Brief » Search the material below for the word "desc". Copy every line that has it.

Records shown »
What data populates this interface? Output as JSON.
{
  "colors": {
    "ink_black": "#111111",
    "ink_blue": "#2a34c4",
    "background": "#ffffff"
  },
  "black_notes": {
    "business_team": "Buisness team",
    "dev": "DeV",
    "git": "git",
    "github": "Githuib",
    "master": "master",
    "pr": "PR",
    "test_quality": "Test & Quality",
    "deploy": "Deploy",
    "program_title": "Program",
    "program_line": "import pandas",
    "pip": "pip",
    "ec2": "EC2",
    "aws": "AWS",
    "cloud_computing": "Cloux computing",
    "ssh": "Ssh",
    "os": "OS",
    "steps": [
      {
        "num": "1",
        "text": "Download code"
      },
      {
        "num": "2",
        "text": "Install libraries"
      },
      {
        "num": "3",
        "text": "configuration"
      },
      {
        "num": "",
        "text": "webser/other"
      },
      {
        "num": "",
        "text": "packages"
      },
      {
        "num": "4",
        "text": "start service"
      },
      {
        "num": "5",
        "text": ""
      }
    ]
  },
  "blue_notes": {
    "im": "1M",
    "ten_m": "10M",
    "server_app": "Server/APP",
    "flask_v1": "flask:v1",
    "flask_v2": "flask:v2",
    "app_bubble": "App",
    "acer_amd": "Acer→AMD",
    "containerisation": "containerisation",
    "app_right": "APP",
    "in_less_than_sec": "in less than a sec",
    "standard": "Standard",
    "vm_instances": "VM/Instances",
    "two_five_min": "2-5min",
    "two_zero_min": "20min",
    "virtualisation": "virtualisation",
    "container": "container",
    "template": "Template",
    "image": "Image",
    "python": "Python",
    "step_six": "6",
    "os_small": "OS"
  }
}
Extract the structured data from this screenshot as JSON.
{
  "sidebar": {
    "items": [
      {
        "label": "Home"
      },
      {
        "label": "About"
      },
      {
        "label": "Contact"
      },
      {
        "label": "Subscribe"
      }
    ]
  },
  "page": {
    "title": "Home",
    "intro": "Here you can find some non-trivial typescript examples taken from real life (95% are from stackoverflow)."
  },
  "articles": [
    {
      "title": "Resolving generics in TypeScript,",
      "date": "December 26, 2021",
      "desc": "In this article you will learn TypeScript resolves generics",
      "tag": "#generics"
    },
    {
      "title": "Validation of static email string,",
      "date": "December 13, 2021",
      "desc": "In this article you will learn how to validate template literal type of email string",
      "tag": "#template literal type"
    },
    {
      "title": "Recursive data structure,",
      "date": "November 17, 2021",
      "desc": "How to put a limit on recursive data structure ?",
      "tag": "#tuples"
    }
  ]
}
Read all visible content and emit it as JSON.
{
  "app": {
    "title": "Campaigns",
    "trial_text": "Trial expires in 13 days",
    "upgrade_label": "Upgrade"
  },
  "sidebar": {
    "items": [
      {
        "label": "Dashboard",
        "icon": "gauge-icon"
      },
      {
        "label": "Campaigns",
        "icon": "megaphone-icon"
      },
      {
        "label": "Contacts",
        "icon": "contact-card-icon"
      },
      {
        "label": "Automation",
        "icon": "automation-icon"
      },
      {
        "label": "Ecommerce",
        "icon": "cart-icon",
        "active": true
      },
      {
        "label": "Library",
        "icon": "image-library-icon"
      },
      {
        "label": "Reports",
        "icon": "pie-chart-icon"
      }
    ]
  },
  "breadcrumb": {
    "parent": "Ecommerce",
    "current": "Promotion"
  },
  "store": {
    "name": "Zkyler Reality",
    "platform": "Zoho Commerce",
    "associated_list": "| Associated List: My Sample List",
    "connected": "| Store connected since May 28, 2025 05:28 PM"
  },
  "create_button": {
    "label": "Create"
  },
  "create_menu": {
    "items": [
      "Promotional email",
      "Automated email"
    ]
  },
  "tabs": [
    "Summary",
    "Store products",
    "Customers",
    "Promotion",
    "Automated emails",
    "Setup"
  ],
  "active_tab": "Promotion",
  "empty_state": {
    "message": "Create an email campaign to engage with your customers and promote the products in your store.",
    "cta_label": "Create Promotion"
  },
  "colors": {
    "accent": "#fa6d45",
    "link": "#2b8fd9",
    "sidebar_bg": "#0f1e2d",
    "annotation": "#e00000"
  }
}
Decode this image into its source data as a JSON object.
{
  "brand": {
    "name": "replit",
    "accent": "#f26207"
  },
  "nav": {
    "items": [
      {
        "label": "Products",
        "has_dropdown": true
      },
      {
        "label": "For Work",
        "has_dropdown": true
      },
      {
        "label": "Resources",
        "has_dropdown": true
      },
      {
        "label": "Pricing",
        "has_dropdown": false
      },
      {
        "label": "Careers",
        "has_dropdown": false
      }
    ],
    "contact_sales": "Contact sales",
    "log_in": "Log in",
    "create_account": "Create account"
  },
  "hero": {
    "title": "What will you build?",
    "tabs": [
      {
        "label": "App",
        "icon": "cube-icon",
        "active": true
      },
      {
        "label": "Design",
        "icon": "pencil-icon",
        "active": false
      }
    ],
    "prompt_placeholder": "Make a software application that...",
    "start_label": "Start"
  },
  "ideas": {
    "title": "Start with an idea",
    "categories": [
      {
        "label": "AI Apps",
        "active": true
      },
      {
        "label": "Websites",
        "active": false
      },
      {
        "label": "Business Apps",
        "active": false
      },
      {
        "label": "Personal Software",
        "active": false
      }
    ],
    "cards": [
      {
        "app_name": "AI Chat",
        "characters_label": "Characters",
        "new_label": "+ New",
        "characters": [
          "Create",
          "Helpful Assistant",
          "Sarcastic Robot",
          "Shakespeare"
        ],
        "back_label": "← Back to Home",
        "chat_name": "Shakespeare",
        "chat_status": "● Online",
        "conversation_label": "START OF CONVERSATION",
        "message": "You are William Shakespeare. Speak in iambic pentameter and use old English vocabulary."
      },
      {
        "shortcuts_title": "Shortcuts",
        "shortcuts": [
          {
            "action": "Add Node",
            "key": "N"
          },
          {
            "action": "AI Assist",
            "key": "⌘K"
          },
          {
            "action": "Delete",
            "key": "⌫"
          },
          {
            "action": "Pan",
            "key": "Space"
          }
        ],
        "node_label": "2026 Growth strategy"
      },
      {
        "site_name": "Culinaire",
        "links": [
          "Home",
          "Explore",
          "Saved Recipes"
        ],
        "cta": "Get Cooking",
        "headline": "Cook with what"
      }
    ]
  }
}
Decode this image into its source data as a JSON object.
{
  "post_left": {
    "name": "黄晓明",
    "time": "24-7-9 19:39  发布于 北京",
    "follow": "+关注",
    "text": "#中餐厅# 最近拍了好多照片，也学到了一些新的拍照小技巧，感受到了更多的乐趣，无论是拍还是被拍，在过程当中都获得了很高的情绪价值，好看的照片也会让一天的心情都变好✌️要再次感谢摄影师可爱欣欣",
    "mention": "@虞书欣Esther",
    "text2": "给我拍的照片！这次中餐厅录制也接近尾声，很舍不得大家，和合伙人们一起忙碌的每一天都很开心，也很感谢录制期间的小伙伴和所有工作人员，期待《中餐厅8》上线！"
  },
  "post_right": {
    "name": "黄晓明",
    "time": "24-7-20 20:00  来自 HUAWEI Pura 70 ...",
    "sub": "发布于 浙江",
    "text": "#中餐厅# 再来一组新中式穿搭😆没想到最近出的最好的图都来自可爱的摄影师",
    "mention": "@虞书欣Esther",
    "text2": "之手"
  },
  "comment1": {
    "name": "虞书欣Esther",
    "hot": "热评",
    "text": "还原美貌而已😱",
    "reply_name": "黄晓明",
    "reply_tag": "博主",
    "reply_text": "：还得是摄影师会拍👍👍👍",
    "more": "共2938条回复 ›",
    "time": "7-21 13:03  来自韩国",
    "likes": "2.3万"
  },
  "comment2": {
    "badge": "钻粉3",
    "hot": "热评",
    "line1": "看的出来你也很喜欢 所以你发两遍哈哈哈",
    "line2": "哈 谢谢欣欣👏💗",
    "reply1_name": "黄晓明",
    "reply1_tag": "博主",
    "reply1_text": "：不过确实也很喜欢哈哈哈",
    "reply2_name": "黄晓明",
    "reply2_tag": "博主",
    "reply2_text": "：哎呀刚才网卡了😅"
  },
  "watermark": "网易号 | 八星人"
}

Written response »
      "desc": "In this article you will learn TypeScript resolves generics",
      "desc": "In this article you will learn how to validate template literal type of email string",
      "desc": "How to put a limit on recursive data structure ?",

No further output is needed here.